**Instruction:** Identify, in the records below, every line where the string "name" appears, and copy each such line.

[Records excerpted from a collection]

####

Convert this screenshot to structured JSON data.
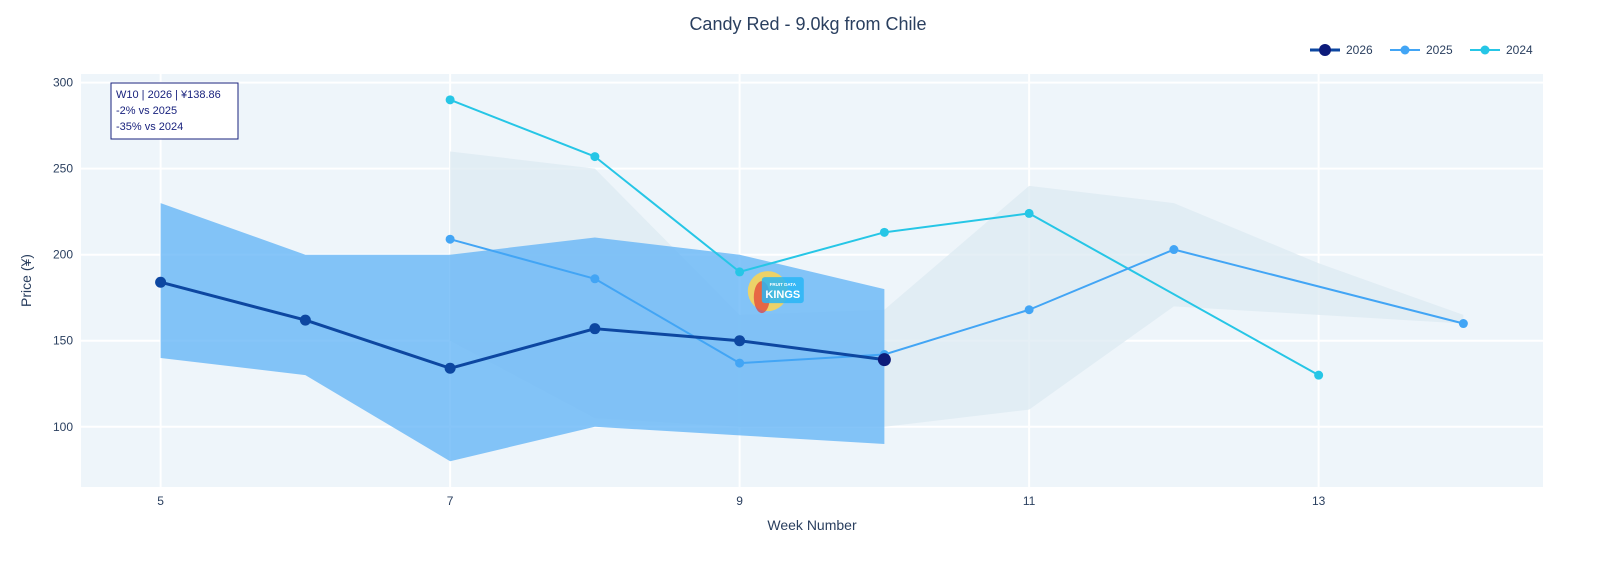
{
  "chart_data": {
    "type": "line",
    "title": "Candy Red - 9.0kg from Chile",
    "xlabel": "Week Number",
    "ylabel": "Price (¥)",
    "xlim": [
      4.45,
      14.55
    ],
    "ylim": [
      65,
      305
    ],
    "xticks": [
      5,
      7,
      9,
      11,
      13
    ],
    "yticks": [
      100,
      150,
      200,
      250,
      300
    ],
    "grid": true,
    "legend_position": "top-right",
    "series": [
      {
        "name": "2026",
        "color": "#0d47a1",
        "x": [
          5,
          6,
          7,
          8,
          9,
          10
        ],
        "values": [
          184,
          162,
          134,
          157,
          150,
          139
        ],
        "band_color": "#64b5f6",
        "band_x": [
          5,
          6,
          7,
          8,
          9,
          10
        ],
        "band_upper": [
          230,
          200,
          200,
          210,
          200,
          180
        ],
        "band_lower": [
          140,
          130,
          80,
          100,
          95,
          90
        ]
      },
      {
        "name": "2025",
        "color": "#42a5f5",
        "x": [
          7,
          8,
          9,
          10,
          11,
          12,
          14
        ],
        "values": [
          209,
          186,
          137,
          142,
          168,
          203,
          160
        ],
        "band_color": "#dce9f2",
        "band_x": [
          7,
          8,
          9,
          10,
          11,
          12,
          13,
          14
        ],
        "band_upper": [
          260,
          250,
          165,
          168,
          240,
          230,
          195,
          165
        ],
        "band_lower": [
          150,
          105,
          100,
          100,
          110,
          170,
          165,
          160
        ]
      },
      {
        "name": "2024",
        "color": "#26c6e6",
        "x": [
          7,
          8,
          9,
          10,
          11,
          13
        ],
        "values": [
          290,
          257,
          190,
          213,
          224,
          130
        ]
      }
    ],
    "annotation": {
      "lines": [
        "W10 | 2026 | ¥138.86",
        "-2% vs 2025",
        "-35% vs 2024"
      ]
    },
    "logo_text": "FRUIT DATA KINGS",
    "plot_bg": "#eef5fa"
  }
}
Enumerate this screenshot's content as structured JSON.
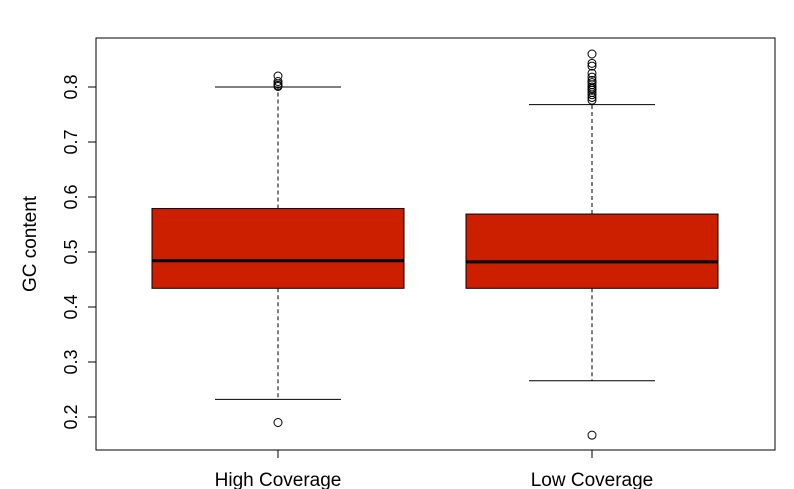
{
  "chart_data": {
    "type": "boxplot",
    "ylabel": "GC content",
    "ylim": [
      0.15,
      0.88
    ],
    "yticks": [
      0.2,
      0.3,
      0.4,
      0.5,
      0.6,
      0.7,
      0.8
    ],
    "ytick_labels": [
      "0.2",
      "0.3",
      "0.4",
      "0.5",
      "0.6",
      "0.7",
      "0.8"
    ],
    "box_color": "#cc1f00",
    "categories": [
      "High Coverage",
      "Low Coverage"
    ],
    "boxes": [
      {
        "name": "High Coverage",
        "whisker_low": 0.232,
        "q1": 0.434,
        "median": 0.484,
        "q3": 0.579,
        "whisker_high": 0.8,
        "outliers": [
          0.19,
          0.801,
          0.803,
          0.806,
          0.81,
          0.82
        ]
      },
      {
        "name": "Low Coverage",
        "whisker_low": 0.266,
        "q1": 0.434,
        "median": 0.482,
        "q3": 0.569,
        "whisker_high": 0.768,
        "outliers": [
          0.167,
          0.776,
          0.781,
          0.786,
          0.79,
          0.794,
          0.797,
          0.8,
          0.804,
          0.808,
          0.812,
          0.818,
          0.825,
          0.838,
          0.843,
          0.86
        ]
      }
    ]
  }
}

####

**Task response:**
        "name": "2026",
        "name": "2025",
        "name": "2024",
        "name": "High Coverage",
        "name": "Low Coverage",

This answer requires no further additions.